[Exercise task]
Identify the lines holding "material" and copy them.

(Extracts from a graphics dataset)
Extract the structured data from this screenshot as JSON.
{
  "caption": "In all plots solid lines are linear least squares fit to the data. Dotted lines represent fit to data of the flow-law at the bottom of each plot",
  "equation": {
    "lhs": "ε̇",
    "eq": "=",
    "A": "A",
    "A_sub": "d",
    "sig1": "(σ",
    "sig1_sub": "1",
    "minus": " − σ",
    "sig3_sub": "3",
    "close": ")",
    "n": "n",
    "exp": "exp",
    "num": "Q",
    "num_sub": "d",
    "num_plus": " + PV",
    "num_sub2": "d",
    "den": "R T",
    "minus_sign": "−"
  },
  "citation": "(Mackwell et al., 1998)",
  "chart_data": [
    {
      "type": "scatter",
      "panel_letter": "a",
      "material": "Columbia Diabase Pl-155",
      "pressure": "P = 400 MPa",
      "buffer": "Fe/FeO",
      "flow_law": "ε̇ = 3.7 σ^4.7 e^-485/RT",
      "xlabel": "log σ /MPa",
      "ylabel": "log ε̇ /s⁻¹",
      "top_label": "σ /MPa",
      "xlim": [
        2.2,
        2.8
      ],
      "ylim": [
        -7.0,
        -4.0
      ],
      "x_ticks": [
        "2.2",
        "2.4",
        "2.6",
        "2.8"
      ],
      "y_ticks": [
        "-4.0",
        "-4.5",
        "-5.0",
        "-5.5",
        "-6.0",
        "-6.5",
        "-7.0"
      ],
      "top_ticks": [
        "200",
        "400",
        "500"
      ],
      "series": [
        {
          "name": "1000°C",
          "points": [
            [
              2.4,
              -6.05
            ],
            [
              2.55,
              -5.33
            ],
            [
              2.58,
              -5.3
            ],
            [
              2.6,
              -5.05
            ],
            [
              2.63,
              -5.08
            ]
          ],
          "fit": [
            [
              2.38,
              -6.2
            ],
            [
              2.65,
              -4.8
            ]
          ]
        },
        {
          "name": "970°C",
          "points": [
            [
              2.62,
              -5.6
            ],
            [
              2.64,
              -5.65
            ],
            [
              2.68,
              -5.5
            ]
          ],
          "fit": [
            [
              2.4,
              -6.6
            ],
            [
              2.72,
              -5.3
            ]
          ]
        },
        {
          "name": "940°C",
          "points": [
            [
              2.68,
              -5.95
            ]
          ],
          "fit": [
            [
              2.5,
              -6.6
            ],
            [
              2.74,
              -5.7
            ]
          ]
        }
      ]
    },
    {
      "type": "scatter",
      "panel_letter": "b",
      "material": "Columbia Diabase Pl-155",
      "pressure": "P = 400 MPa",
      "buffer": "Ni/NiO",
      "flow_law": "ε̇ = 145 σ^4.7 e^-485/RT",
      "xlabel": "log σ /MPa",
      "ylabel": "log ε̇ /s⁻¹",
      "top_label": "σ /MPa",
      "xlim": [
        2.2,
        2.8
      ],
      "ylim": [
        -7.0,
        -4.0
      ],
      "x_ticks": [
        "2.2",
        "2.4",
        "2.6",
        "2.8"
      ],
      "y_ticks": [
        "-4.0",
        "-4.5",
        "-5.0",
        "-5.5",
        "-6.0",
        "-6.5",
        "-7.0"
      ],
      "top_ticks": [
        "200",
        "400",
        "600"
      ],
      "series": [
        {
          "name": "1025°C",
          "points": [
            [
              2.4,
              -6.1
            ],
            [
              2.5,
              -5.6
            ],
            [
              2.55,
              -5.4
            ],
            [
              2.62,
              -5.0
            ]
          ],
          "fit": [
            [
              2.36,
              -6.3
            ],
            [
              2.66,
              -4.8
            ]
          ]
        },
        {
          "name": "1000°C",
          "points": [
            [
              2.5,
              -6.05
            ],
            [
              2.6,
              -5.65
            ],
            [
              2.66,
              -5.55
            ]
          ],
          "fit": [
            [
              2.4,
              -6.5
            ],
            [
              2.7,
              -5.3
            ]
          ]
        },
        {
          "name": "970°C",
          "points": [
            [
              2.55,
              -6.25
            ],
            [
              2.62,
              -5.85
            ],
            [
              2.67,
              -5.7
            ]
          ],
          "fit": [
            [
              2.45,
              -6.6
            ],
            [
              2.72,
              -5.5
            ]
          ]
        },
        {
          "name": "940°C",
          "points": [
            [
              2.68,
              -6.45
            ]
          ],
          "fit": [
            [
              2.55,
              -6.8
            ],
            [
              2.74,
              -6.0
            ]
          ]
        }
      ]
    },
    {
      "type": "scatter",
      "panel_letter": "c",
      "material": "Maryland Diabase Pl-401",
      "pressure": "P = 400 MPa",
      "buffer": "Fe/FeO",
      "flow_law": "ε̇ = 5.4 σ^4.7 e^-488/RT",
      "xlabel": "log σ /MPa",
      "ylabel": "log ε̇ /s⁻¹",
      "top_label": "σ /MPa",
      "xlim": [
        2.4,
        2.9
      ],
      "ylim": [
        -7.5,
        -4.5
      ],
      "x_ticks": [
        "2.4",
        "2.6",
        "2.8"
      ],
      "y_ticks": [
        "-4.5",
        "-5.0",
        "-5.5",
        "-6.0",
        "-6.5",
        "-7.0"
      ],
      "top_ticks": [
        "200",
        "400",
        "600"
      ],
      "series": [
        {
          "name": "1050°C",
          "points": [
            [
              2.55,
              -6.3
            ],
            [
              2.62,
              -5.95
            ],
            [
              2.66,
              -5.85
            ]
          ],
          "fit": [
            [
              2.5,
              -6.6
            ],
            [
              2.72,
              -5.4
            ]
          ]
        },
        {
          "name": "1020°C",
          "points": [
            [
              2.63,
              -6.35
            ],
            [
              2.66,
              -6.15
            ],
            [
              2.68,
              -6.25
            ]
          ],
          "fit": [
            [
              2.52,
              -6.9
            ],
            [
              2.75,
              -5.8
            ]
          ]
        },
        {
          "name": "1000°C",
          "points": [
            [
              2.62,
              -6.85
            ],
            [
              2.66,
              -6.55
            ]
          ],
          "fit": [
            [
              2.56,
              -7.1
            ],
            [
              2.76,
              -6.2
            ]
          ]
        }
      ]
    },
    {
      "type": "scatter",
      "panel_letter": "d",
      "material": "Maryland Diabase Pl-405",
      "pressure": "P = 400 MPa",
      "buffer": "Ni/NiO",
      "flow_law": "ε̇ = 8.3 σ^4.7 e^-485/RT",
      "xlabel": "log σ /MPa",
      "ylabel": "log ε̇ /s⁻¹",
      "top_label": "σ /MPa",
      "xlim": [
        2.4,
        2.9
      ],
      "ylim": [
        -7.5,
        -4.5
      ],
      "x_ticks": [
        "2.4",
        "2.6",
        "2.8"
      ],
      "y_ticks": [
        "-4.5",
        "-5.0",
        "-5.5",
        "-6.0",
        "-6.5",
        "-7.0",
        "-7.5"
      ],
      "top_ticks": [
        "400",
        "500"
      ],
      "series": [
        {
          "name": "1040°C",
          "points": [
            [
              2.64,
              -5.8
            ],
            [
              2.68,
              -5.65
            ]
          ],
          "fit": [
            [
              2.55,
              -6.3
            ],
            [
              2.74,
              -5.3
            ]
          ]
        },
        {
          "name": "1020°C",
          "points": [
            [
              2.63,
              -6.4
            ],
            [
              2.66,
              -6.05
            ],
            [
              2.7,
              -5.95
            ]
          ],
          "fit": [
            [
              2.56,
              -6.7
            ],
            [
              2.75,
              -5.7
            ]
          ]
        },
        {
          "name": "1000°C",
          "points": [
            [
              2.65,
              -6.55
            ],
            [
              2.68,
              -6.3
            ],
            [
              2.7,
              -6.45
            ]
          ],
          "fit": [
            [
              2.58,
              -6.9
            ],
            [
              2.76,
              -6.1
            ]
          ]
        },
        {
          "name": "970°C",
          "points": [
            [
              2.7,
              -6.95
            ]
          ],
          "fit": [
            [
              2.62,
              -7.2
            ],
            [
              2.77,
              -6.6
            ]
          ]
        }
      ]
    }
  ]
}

[The output]
      "material": "Columbia Diabase Pl-155",
      "material": "Columbia Diabase Pl-155",
      "material": "Maryland Diabase Pl-401",
      "material": "Maryland Diabase Pl-405",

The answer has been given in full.